Consegna: Ricopia per intero, senza alcuna modifica, il brano di critica cinematografica riportato più avanti.
##### Testo fornito #####
Il corpo come possesso per eccellenza, come locus ideologico, come strumento attraverso il quale combattere – pur in un’interpretazione un po’ (troppo) sui generis del celebre mantra femminista dell’utero come dominio esclusivo e insindacabile della sua proprietaria – e attraverso cui scatenare l’offensiva al mondo dormiente della provincia, alle convenzioni familiari, ai riti borghesi, ai dogmi religiosi e al mondo adulto più in generale.

E poco importa se la battaglia che le giovani, tutte insieme, si illudono di combattere si tramuti ben presto, in un finale che restituisce la dimensione vagamente reazionaria di tutta la vicenda, nell’accettazione di una sconfitta. Perché in fondo al film interessa raccontare in maniera preminente la portata, questa veramente eversiva, del gesto di rottura del quale le ragazze si rendono protagoniste – non a caso non vediamo mai, nemmeno nel finale, nessuno dei quindici bambini che vengono alla luce.
##### Estratti di dati #####
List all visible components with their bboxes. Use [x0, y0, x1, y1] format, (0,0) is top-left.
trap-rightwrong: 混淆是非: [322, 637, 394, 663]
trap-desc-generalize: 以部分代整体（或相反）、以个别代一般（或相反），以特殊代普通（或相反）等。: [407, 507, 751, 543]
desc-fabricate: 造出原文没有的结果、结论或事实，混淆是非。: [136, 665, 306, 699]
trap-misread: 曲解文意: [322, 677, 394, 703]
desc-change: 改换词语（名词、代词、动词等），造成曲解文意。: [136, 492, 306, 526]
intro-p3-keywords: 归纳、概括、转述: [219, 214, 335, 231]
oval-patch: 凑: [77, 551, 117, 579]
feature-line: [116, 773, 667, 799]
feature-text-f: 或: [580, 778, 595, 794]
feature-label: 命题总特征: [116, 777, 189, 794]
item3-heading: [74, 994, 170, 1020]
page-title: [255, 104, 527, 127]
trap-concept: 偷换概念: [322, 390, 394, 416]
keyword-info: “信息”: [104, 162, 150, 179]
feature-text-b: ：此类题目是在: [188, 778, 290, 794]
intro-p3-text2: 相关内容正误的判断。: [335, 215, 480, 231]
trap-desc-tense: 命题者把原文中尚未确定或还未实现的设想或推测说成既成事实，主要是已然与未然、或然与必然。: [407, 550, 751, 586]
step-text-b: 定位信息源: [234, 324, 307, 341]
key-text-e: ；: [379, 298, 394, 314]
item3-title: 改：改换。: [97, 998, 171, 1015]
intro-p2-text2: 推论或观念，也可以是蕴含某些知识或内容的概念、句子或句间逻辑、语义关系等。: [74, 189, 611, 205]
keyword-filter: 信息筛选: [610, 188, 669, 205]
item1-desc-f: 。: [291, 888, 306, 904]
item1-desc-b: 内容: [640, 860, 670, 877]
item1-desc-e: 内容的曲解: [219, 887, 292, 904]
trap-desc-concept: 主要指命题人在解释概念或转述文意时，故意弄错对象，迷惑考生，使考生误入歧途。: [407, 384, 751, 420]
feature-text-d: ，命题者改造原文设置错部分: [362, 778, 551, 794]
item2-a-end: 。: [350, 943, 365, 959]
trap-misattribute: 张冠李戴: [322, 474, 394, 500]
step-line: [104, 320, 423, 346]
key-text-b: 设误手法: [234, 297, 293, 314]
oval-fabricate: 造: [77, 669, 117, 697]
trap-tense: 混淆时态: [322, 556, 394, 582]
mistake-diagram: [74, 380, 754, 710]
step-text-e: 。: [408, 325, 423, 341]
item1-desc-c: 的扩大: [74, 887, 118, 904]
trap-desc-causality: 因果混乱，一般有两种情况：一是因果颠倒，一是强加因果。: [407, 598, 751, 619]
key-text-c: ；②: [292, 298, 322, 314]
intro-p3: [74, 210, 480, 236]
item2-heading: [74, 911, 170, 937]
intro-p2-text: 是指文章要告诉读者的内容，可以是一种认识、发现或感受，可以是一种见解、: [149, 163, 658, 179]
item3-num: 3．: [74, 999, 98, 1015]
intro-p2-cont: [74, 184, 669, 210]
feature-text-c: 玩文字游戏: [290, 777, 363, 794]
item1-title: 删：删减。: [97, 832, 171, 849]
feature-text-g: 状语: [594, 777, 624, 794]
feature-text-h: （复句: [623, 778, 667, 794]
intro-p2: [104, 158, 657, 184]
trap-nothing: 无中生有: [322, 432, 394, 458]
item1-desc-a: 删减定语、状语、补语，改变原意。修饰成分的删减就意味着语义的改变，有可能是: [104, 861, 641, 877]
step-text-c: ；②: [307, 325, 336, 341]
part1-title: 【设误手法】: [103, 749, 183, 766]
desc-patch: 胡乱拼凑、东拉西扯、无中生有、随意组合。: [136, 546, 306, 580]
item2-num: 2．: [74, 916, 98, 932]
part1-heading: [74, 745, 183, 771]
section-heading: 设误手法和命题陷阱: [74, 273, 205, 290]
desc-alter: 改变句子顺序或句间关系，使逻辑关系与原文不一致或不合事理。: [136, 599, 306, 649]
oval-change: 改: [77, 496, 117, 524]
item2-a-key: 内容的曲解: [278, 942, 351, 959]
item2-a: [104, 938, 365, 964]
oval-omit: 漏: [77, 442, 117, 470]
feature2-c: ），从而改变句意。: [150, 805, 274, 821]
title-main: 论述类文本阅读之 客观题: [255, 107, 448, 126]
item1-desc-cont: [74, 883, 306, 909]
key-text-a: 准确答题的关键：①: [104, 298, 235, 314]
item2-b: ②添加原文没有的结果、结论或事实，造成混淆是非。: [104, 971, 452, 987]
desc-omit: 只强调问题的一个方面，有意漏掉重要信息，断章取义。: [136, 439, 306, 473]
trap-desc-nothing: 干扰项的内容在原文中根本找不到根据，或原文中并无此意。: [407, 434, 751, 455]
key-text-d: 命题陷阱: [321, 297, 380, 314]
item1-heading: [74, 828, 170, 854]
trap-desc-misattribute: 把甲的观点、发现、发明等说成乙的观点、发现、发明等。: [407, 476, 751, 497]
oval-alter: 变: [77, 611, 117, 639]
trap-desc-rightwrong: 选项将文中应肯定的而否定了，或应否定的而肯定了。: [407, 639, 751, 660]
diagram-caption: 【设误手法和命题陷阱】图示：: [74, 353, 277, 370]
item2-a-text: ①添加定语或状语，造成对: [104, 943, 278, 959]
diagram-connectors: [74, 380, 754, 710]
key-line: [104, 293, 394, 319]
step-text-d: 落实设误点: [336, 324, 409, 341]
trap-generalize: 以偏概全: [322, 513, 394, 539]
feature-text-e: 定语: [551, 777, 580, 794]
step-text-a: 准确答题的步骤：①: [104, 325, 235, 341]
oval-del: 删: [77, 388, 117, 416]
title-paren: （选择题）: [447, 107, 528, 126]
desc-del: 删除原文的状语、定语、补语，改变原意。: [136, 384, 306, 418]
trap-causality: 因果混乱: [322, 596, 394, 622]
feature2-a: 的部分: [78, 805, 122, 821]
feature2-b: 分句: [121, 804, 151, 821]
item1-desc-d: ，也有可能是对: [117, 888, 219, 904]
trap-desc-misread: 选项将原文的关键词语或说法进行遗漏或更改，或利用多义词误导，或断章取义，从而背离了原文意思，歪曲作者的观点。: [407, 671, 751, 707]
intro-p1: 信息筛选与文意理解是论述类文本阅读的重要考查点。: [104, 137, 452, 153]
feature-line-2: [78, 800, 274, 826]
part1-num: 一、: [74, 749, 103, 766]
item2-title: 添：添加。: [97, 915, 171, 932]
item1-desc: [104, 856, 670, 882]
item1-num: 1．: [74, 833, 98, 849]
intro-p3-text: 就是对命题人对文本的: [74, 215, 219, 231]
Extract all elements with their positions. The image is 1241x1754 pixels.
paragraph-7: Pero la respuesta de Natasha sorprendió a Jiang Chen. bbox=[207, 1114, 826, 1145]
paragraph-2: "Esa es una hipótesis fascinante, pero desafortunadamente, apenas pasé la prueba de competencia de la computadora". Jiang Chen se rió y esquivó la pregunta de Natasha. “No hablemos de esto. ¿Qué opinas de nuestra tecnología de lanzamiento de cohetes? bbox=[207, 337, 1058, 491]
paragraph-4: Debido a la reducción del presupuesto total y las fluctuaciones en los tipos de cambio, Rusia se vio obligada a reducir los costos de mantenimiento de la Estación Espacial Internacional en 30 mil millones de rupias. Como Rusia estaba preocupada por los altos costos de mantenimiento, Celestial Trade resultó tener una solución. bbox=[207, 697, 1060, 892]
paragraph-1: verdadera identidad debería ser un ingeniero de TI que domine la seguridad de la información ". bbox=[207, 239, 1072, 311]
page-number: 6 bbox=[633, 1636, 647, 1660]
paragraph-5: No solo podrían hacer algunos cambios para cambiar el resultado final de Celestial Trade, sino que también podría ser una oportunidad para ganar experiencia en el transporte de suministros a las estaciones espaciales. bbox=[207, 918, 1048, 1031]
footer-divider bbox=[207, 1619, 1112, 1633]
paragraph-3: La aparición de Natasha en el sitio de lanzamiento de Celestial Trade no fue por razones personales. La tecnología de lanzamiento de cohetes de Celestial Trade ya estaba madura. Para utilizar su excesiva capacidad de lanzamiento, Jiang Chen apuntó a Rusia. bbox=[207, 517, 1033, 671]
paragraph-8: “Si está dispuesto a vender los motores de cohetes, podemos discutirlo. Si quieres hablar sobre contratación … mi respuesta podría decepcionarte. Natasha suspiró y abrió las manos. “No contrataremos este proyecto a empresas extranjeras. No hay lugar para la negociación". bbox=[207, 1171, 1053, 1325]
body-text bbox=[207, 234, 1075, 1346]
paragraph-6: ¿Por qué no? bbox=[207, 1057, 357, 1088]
#####
Risposta scritta:
Il corpo come possesso per eccellenza, come locus ideologico, come strumento attraverso il quale combattere – pur in un’interpretazione un po’ (troppo) sui generis del celebre mantra femminista dell’utero come dominio esclusivo e insindacabile della sua proprietaria – e attraverso cui scatenare l’offensiva al mondo dormiente della provincia, alle convenzioni familiari, ai riti borghesi, ai dogmi religiosi e al mondo adulto più in generale.

E poco importa se la battaglia che le giovani, tutte insieme, si illudono di combattere si tramuti ben presto, in un finale che restituisce la dimensione vagamente reazionaria di tutta la vicenda, nell’accettazione di una sconfitta. Perché in fondo al film interessa raccontare in maniera preminente la portata, questa veramente eversiva, del gesto di rottura del quale le ragazze si rendono protagoniste – non a caso non vediamo mai, nemmeno nel finale, nessuno dei quindici bambini che vengono alla luce.